_Records for this task_.
———

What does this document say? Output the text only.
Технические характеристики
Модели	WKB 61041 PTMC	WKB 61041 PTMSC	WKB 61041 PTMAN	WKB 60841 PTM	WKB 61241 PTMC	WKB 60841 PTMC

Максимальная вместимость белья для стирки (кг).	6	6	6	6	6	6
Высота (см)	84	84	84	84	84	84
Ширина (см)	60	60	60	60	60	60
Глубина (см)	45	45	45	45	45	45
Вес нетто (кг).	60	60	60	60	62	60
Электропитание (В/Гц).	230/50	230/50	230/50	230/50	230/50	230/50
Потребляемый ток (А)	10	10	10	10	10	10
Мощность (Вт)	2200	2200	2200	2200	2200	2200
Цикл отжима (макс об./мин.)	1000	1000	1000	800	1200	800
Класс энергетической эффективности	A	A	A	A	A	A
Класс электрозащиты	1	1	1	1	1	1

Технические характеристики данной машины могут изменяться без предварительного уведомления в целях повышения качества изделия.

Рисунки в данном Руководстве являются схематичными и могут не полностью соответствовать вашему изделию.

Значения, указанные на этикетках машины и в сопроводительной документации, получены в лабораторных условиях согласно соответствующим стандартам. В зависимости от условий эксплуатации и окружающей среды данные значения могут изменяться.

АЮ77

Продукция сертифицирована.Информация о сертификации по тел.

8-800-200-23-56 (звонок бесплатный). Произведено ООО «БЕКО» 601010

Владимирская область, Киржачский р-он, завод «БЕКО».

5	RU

———

Reproduce each line of the material containing the word "машины".

Технические характеристики данной машины могут изменяться без предварительного уведомления в целях повышения качества изделия.
Значения, указанные на этикетках машины и в сопроводительной документации, получены в лабораторных условиях согласно соответствующим стандартам. В зависимости от условий эксплуатации и окружающей среды данные значения могут изменяться.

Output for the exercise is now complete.